Written task » Copy every line of the following data that includes the string "xlabel".

━━━━━━

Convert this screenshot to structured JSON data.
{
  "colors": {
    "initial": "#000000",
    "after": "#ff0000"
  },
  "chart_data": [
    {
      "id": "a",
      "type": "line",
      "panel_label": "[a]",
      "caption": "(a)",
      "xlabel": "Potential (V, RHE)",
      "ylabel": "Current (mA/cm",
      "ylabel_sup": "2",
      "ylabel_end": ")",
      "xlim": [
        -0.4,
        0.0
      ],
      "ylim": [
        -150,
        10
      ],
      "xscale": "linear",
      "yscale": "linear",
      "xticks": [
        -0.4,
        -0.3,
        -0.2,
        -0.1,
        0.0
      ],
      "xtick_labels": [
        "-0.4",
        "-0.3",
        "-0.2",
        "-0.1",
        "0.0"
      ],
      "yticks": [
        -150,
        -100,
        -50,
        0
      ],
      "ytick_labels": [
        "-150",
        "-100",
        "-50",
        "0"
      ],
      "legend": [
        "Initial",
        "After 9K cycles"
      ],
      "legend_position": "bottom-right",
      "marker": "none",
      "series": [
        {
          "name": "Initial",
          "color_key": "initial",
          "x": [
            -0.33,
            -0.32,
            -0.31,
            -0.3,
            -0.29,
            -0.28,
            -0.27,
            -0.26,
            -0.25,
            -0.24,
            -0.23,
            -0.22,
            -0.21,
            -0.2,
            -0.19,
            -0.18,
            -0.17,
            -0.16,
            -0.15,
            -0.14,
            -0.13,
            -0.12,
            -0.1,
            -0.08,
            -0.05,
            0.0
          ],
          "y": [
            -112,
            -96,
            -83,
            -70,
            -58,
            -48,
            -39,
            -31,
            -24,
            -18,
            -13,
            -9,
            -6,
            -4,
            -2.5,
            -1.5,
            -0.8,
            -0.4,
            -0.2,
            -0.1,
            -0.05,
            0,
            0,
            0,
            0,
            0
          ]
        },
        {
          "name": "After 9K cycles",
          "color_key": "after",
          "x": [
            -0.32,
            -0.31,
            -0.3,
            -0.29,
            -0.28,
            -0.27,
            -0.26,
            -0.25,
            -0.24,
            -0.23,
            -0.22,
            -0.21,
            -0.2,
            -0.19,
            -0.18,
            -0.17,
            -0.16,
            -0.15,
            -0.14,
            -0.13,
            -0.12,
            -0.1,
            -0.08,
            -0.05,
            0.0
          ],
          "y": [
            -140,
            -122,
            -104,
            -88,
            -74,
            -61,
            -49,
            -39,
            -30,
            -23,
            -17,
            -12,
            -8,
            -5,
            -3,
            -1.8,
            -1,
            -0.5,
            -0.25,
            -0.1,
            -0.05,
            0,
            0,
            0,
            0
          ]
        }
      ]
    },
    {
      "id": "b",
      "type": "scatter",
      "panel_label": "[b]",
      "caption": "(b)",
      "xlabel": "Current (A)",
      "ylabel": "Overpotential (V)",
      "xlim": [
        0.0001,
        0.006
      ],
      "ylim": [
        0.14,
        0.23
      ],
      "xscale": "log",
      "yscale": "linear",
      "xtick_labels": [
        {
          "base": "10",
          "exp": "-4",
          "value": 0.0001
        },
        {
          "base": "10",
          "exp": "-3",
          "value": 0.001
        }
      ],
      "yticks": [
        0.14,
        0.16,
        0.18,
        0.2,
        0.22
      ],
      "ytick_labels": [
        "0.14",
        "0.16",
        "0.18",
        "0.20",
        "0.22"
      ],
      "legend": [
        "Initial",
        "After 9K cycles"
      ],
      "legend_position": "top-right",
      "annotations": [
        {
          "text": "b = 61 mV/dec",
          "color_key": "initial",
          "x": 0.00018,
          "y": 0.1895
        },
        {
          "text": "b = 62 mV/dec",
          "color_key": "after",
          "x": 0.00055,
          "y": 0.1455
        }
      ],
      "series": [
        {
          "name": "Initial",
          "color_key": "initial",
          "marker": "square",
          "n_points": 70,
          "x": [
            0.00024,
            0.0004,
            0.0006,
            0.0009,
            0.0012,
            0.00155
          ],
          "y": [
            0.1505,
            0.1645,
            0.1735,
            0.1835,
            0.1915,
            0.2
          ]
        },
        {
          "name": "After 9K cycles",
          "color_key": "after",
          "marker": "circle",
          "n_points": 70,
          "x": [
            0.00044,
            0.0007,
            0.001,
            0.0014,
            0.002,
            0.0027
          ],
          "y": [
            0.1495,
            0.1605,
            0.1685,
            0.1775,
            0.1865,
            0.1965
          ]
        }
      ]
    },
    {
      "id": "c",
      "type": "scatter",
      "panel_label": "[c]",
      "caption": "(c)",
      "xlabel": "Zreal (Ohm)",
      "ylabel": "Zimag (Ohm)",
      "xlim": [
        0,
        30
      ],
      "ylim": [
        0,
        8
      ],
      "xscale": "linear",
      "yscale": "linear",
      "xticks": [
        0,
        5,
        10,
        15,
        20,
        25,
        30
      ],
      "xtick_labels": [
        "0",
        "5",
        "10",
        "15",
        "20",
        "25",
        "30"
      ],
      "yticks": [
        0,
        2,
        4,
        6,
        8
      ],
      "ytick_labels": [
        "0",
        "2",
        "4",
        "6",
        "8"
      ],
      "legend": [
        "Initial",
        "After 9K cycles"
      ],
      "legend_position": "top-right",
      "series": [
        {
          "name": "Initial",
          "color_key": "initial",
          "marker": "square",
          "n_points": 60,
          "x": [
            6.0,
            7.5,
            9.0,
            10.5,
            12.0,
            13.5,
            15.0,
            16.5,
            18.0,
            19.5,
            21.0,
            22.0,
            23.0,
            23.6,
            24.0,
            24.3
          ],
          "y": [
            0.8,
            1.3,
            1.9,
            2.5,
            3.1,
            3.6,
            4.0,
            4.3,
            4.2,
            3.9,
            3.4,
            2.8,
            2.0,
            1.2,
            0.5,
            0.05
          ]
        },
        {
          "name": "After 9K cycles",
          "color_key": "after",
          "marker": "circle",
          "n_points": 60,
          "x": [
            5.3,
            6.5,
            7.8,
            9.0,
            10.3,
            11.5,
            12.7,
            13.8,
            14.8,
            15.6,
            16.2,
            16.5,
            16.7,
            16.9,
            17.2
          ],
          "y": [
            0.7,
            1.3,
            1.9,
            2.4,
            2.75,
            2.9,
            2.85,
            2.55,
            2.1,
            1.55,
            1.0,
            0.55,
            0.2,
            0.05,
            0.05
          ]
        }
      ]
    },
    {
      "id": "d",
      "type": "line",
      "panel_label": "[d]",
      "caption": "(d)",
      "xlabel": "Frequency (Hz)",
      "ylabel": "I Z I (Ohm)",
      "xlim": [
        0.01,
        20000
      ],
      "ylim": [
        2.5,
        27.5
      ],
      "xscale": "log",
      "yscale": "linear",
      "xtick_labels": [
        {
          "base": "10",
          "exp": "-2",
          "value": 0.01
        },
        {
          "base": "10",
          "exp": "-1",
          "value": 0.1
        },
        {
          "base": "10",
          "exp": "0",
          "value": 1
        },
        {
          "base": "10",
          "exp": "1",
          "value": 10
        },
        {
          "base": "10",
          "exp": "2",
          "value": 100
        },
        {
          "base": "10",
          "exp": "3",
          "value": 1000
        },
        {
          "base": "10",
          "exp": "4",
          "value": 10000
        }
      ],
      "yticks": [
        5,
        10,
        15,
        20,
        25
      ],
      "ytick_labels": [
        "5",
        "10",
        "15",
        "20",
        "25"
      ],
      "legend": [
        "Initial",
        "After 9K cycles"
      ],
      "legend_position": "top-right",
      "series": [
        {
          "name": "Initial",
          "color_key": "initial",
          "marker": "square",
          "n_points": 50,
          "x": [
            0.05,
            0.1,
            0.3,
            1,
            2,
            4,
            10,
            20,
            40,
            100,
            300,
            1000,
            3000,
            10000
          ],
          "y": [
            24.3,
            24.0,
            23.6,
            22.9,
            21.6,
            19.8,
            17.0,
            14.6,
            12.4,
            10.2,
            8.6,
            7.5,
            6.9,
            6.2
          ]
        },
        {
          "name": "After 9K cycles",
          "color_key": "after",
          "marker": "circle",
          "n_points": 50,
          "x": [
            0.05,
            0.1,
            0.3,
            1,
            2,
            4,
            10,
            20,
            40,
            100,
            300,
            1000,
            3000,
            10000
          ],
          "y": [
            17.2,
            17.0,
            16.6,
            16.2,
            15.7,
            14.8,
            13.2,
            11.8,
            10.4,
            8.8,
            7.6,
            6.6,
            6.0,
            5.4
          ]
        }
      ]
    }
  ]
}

━━━━━━

Task response »
      "xlabel": "Potential (V, RHE)",
      "xlabel": "Current (A)",
      "xlabel": "Zreal (Ohm)",
      "xlabel": "Frequency (Hz)",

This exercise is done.